For every line in the records that has the word "this", make a copy.

--- --- ---

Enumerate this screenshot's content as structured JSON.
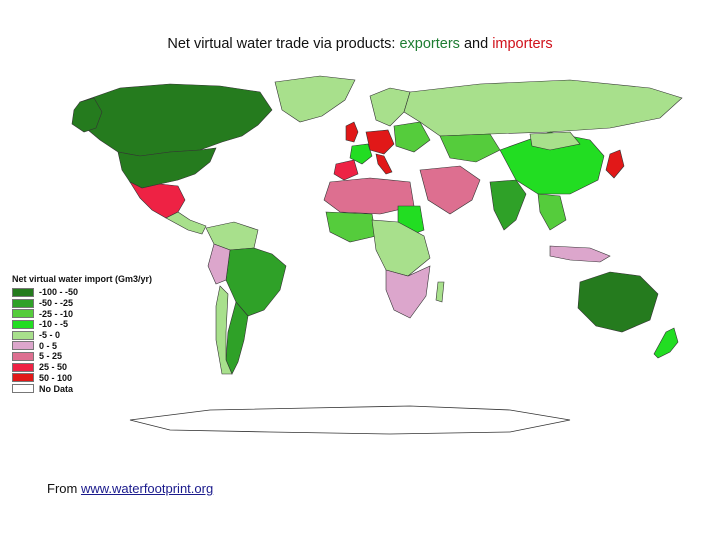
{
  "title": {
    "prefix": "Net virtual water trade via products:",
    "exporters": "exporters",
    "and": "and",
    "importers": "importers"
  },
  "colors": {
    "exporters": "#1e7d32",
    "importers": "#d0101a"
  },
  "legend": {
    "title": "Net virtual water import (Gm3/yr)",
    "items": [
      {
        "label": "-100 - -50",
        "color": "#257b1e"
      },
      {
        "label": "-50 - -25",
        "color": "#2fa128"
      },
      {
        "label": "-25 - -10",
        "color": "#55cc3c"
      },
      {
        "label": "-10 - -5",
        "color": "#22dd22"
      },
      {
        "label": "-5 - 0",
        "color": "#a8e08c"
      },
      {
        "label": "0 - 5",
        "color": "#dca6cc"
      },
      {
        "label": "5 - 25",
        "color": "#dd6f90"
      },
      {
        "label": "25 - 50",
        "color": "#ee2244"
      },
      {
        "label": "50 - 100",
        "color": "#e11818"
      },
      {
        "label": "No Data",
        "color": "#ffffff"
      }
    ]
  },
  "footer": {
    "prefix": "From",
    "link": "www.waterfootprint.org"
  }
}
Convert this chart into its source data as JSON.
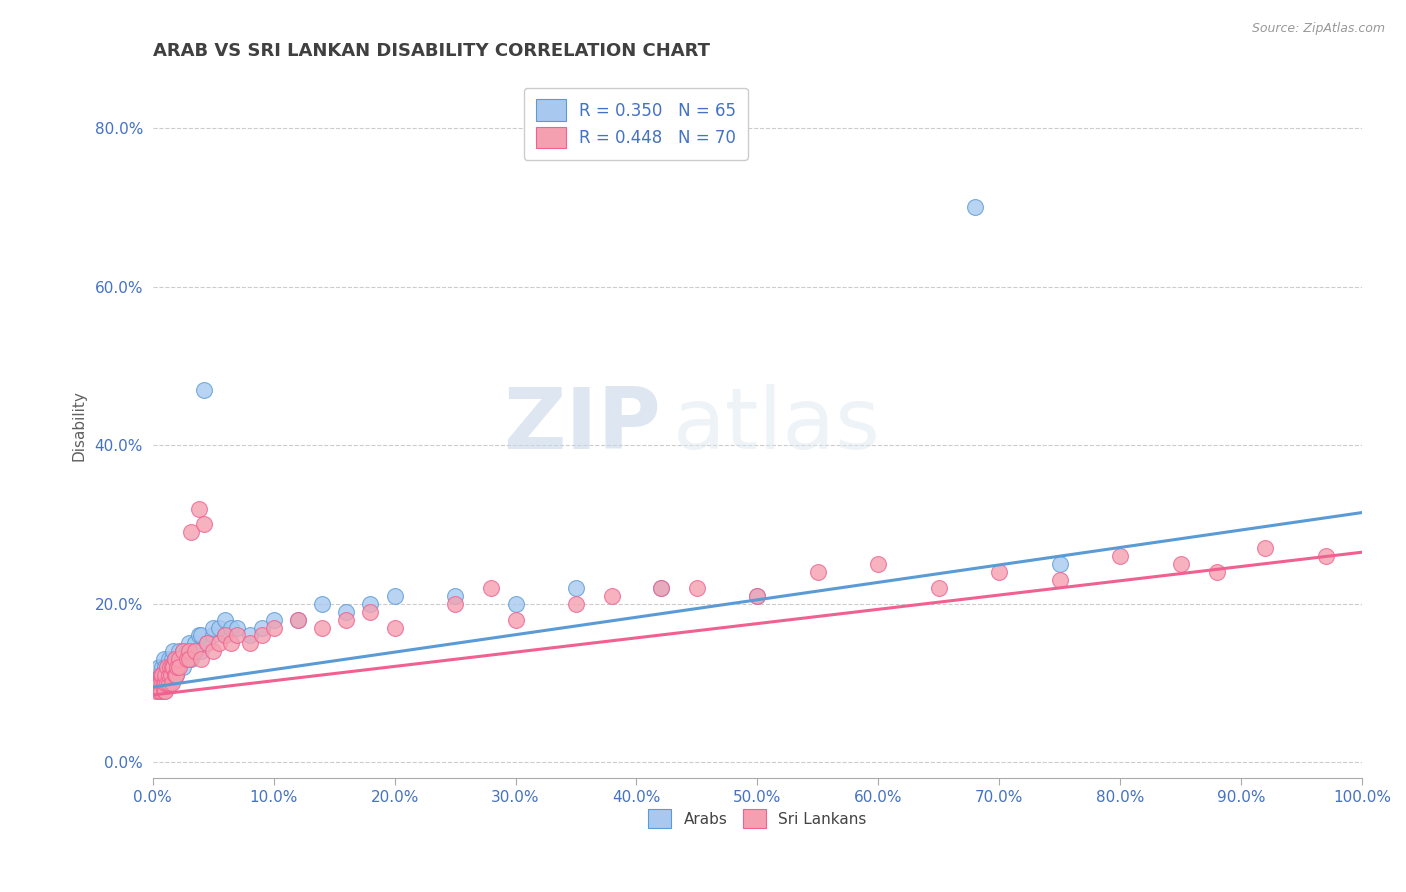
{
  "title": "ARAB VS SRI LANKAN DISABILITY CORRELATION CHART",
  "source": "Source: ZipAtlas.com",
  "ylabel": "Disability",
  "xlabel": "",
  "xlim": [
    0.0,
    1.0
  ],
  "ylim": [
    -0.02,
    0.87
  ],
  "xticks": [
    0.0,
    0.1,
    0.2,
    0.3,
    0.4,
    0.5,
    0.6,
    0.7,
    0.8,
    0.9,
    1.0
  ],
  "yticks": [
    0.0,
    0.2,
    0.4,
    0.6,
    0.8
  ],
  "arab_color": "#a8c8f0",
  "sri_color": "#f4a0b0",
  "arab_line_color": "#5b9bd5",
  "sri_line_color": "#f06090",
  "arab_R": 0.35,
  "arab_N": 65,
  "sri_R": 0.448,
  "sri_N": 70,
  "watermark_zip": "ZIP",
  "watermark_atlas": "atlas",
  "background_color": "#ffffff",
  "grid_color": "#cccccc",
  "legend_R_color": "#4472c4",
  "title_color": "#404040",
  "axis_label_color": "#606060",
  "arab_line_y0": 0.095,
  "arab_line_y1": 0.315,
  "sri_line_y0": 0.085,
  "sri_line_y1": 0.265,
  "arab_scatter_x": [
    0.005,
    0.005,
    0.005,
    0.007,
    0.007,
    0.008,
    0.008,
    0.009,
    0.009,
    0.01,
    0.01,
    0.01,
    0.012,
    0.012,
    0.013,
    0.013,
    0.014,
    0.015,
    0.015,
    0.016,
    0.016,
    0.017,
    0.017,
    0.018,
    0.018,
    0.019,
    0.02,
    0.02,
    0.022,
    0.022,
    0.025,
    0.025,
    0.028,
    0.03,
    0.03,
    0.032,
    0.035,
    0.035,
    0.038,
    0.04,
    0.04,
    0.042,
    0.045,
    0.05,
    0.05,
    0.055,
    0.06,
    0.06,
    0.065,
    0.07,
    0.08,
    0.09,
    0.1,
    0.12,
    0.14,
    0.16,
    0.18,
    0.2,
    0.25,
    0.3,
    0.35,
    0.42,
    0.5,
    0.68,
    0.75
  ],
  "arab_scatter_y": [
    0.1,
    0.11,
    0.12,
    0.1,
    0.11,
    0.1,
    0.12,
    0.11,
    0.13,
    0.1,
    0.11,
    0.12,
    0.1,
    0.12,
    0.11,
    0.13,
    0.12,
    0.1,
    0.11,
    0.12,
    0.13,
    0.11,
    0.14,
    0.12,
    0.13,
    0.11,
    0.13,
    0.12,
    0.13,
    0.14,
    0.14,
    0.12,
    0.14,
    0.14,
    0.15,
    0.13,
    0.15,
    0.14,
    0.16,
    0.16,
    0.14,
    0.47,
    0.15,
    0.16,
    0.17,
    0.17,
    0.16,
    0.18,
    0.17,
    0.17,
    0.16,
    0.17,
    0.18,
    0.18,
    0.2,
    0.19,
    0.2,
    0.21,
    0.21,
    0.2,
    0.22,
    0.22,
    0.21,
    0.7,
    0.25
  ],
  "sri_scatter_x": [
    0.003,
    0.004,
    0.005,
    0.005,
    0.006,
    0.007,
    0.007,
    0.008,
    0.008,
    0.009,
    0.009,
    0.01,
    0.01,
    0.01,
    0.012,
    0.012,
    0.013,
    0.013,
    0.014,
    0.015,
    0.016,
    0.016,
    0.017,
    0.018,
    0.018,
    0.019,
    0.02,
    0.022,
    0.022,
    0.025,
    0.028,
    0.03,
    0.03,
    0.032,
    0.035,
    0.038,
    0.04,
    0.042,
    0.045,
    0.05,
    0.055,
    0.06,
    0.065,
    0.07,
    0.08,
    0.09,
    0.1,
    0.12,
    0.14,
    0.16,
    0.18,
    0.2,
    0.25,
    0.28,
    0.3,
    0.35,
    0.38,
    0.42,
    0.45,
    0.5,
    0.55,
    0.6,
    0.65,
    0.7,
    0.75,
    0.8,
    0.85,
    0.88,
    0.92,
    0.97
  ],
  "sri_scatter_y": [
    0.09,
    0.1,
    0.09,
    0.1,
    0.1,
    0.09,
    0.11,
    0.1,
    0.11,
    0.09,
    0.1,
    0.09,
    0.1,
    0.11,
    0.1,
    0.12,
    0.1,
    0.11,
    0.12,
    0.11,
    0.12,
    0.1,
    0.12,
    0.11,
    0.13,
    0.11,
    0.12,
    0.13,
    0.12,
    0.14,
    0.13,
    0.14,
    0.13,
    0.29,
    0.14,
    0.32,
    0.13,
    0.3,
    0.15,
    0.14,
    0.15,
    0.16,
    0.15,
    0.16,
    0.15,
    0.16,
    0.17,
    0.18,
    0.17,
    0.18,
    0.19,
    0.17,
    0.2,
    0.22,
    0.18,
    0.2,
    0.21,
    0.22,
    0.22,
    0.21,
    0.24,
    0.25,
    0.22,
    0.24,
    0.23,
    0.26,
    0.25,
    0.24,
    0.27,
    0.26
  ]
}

--- --- ---

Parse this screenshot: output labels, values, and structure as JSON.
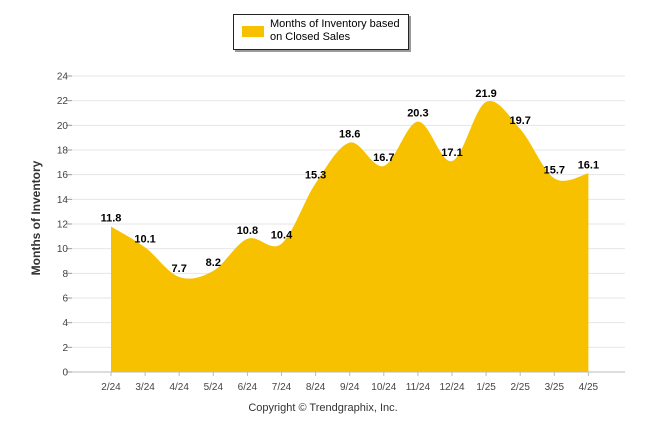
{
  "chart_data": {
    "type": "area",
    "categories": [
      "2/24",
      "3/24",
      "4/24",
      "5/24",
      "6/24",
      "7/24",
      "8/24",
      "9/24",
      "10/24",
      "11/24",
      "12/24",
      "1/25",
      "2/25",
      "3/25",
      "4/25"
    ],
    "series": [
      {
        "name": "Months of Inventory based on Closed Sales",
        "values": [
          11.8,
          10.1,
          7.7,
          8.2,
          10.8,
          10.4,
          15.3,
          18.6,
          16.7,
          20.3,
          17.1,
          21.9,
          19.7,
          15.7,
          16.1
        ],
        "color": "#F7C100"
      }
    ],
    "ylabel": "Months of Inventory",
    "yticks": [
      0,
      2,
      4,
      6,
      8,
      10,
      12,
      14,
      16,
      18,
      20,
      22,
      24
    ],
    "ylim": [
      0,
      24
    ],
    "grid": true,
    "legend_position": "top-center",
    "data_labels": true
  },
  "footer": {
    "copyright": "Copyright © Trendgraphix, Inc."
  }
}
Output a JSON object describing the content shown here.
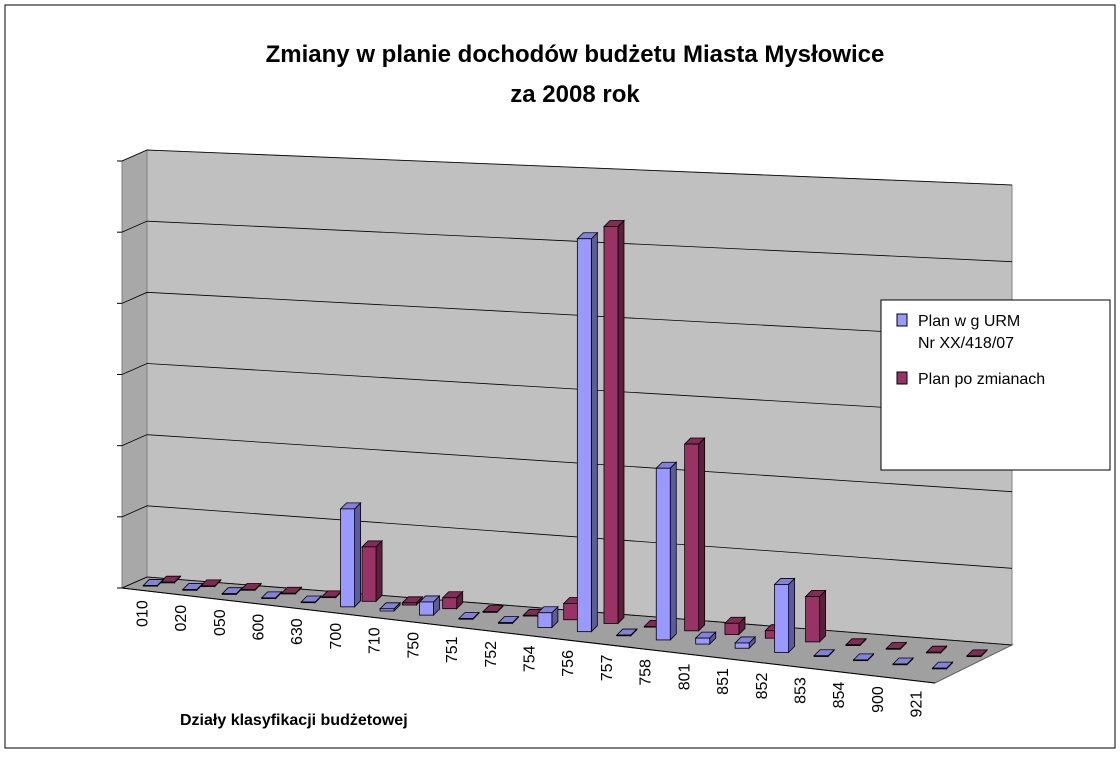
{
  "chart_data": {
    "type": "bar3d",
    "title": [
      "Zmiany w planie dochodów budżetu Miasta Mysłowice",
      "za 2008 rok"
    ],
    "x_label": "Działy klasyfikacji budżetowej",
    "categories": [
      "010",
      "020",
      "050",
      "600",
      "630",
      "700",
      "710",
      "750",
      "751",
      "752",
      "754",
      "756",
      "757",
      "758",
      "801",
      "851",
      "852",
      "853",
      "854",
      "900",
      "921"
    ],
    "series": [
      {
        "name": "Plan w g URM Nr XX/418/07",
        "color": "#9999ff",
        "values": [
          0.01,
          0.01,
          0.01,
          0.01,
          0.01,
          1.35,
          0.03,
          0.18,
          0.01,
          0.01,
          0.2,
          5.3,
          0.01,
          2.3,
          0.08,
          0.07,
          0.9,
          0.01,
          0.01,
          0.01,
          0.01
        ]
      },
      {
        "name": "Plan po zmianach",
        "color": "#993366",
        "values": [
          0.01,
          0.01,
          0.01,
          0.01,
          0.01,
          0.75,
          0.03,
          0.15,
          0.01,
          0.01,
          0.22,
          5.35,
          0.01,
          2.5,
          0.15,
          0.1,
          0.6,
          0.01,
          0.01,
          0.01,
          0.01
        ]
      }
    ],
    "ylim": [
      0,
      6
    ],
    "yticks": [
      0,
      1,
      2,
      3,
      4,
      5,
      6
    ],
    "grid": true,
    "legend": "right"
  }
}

--- --- ---

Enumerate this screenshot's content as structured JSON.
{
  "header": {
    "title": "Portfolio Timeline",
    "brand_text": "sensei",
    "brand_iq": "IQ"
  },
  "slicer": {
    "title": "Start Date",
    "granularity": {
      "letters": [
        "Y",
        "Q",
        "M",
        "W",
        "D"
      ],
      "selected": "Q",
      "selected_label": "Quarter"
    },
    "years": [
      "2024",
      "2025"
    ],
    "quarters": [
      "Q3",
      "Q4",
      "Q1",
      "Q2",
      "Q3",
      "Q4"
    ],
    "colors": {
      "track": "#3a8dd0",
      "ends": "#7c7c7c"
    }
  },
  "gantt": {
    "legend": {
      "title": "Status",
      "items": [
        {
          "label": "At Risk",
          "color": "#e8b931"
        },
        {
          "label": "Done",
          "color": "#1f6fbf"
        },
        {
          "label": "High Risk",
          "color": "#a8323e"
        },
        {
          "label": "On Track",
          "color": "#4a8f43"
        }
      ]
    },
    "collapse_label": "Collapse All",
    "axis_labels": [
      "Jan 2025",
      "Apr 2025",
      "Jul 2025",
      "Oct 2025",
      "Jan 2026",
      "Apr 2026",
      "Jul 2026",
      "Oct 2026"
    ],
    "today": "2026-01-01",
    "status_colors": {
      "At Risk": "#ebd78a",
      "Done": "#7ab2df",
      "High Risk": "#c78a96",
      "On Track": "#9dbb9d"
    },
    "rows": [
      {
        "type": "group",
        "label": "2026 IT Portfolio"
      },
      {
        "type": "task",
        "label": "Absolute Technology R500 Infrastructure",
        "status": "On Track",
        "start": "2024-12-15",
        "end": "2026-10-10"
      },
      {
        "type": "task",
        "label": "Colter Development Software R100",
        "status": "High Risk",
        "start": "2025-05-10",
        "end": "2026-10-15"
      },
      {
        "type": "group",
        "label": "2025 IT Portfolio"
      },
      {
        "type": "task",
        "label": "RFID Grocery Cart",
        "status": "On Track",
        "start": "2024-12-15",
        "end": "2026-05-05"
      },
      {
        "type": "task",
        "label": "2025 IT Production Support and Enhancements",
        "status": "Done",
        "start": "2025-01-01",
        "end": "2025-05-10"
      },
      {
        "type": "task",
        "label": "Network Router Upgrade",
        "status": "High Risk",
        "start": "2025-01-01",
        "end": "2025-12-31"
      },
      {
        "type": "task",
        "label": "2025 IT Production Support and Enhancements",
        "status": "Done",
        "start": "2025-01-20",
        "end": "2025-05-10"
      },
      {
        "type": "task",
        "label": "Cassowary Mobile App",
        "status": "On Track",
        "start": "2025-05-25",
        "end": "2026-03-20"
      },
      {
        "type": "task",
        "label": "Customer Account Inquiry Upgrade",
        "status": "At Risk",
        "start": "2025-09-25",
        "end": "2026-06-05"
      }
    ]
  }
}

--- --- ---

▸ TASK ANSWER
Enumerate this screenshot's content as structured JSON.
Convert this chart into its source data as JSON.
Parse this screenshot: output labels, values, and structure as JSON.
Enumerate this screenshot's content as structured JSON.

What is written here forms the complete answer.